> What you have to do
Every entry needs to be reproduced exactly.
* START *
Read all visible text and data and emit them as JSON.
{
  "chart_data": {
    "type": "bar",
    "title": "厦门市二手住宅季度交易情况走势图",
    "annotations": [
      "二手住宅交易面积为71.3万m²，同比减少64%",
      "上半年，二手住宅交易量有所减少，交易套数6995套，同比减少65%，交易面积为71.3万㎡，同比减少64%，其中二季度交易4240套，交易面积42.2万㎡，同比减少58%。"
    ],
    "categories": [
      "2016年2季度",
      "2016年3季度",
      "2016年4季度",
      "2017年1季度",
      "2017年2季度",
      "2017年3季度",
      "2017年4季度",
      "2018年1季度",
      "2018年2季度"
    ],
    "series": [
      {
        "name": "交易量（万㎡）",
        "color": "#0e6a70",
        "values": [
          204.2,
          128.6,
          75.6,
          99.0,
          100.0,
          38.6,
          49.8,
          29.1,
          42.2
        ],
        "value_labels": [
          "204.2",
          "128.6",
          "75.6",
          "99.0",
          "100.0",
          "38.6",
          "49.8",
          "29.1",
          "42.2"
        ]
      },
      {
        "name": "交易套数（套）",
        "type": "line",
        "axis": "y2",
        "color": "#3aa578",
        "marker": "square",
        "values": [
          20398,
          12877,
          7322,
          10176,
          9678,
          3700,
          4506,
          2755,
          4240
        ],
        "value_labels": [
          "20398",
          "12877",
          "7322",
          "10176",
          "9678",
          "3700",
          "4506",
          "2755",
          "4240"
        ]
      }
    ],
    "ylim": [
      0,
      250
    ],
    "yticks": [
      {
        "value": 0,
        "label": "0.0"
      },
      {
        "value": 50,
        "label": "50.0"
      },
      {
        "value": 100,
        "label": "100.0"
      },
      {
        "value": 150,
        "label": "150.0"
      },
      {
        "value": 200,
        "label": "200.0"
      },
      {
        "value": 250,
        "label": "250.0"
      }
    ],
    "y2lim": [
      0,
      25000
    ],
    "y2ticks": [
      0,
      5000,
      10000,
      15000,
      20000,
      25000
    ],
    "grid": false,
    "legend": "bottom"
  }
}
* END *
> Exercise output
Read all visible text and data and emit them as JSON.
{
  "chart_data": {
    "type": "bar",
    "title": "厦门市二手住宅季度交易情况走势图",
    "annotations": [
      "二手住宅交易面积为71.3万m²，同比减少64%",
      "上半年，二手住宅交易量有所减少，交易套数6995套，同比减少65%，交易面积为71.3万㎡，同比减少64%，其中二季度交易4240套，交易面积42.2万㎡，同比减少58%。"
    ],
    "categories": [
      "2016年2季度",
      "2016年3季度",
      "2016年4季度",
      "2017年1季度",
      "2017年2季度",
      "2017年3季度",
      "2017年4季度",
      "2018年1季度",
      "2018年2季度"
    ],
    "series": [
      {
        "name": "交易量（万㎡）",
        "color": "#0e6a70",
        "values": [
          204.2,
          128.6,
          75.6,
          99.0,
          100.0,
          38.6,
          49.8,
          29.1,
          42.2
        ],
        "value_labels": [
          "204.2",
          "128.6",
          "75.6",
          "99.0",
          "100.0",
          "38.6",
          "49.8",
          "29.1",
          "42.2"
        ]
      },
      {
        "name": "交易套数（套）",
        "type": "line",
        "axis": "y2",
        "color": "#3aa578",
        "marker": "square",
        "values": [
          20398,
          12877,
          7322,
          10176,
          9678,
          3700,
          4506,
          2755,
          4240
        ],
        "value_labels": [
          "20398",
          "12877",
          "7322",
          "10176",
          "9678",
          "3700",
          "4506",
          "2755",
          "4240"
        ]
      }
    ],
    "ylim": [
      0,
      250
    ],
    "yticks": [
      {
        "value": 0,
        "label": "0.0"
      },
      {
        "value": 50,
        "label": "50.0"
      },
      {
        "value": 100,
        "label": "100.0"
      },
      {
        "value": 150,
        "label": "150.0"
      },
      {
        "value": 200,
        "label": "200.0"
      },
      {
        "value": 250,
        "label": "250.0"
      }
    ],
    "y2lim": [
      0,
      25000
    ],
    "y2ticks": [
      0,
      5000,
      10000,
      15000,
      20000,
      25000
    ],
    "grid": false,
    "legend": "bottom"
  }
}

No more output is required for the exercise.